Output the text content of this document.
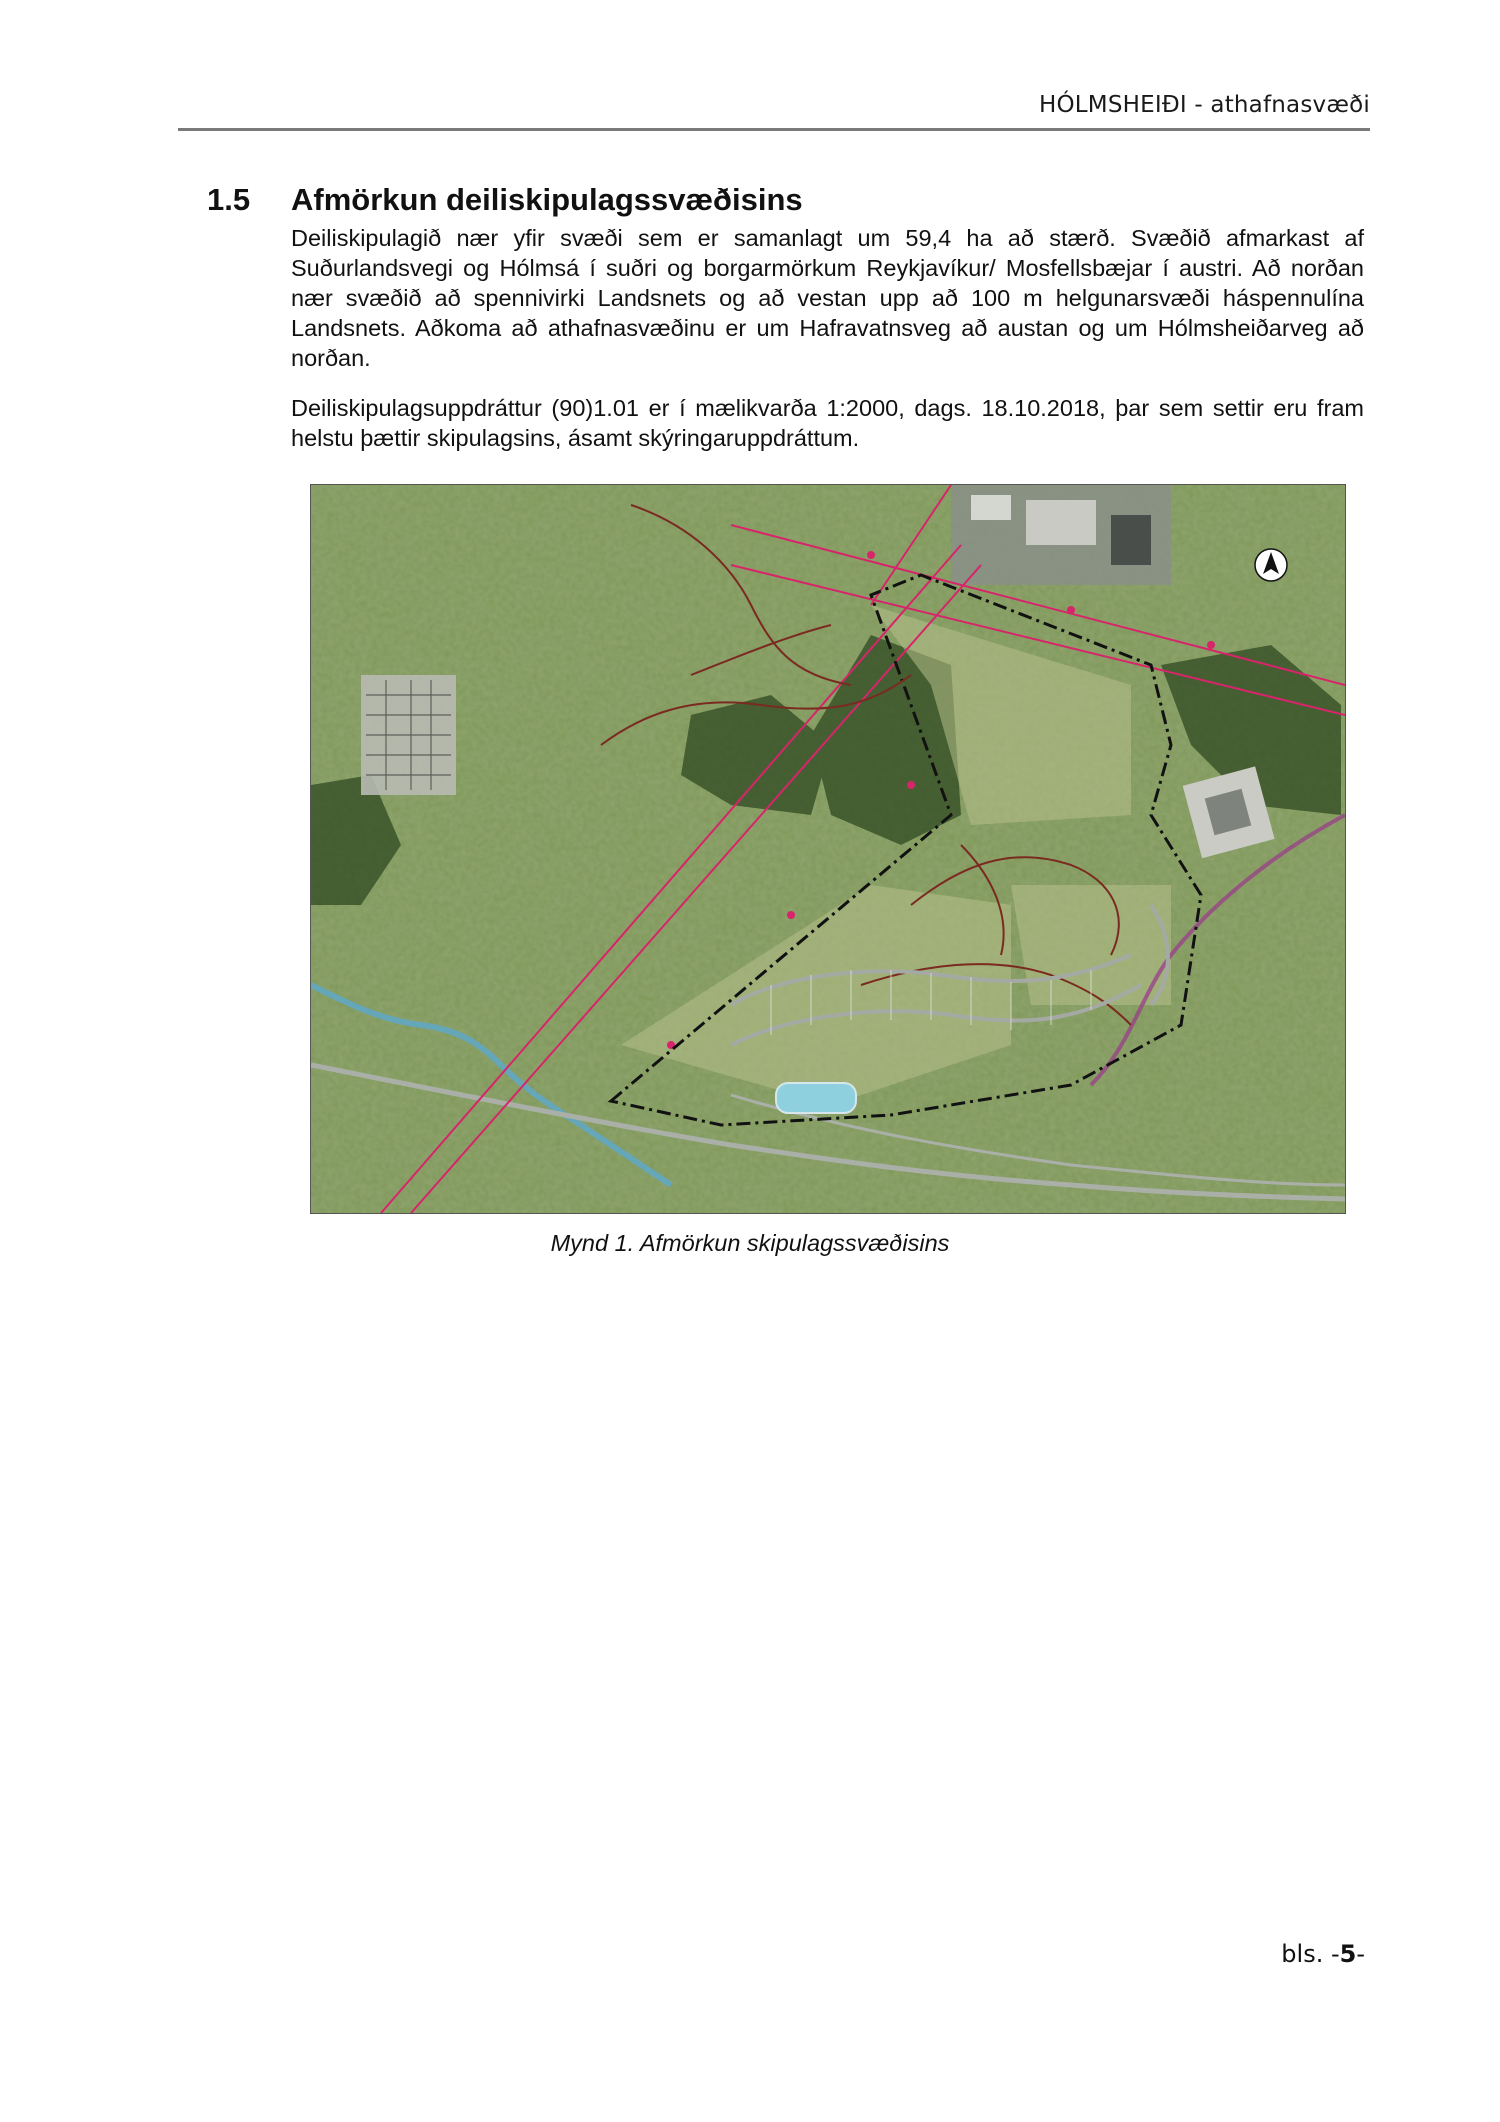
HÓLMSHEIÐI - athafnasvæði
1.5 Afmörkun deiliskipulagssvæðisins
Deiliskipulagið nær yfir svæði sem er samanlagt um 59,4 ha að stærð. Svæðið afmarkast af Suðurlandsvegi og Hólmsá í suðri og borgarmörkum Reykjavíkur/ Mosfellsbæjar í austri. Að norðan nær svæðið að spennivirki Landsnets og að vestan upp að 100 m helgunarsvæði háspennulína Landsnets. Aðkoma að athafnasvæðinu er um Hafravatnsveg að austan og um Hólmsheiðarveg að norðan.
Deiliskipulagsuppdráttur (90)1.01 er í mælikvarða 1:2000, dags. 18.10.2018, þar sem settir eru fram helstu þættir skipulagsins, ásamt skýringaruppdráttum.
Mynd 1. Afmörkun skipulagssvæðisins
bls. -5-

==

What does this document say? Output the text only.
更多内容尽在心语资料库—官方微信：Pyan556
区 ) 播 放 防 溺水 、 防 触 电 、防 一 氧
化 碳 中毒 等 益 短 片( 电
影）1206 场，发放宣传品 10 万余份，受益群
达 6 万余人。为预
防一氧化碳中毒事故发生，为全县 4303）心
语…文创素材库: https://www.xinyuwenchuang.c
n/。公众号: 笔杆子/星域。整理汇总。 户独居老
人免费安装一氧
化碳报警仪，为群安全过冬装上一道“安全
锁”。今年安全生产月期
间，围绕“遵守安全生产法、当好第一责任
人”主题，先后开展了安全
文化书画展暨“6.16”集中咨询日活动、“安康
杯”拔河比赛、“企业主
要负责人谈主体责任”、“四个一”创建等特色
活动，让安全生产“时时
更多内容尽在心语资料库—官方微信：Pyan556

...

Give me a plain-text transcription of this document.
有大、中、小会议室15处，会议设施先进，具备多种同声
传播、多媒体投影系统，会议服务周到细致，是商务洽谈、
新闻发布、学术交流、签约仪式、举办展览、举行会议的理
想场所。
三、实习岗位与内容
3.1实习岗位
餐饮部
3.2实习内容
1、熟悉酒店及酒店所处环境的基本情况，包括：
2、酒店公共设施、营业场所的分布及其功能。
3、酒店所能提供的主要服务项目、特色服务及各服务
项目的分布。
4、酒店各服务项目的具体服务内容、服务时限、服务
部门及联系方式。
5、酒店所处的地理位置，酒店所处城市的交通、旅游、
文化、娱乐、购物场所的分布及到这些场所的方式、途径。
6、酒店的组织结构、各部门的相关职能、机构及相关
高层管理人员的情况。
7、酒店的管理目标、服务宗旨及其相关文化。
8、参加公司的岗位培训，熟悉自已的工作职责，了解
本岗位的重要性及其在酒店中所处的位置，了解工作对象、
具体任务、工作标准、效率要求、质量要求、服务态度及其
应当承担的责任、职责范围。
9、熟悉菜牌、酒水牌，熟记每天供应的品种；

Work instructions: Point out every line holding the string "text" and copy it.

Expected answer:
Output the text content of this document.
What does this document say? Output the text only.
Give me a plain-text transcription of this document.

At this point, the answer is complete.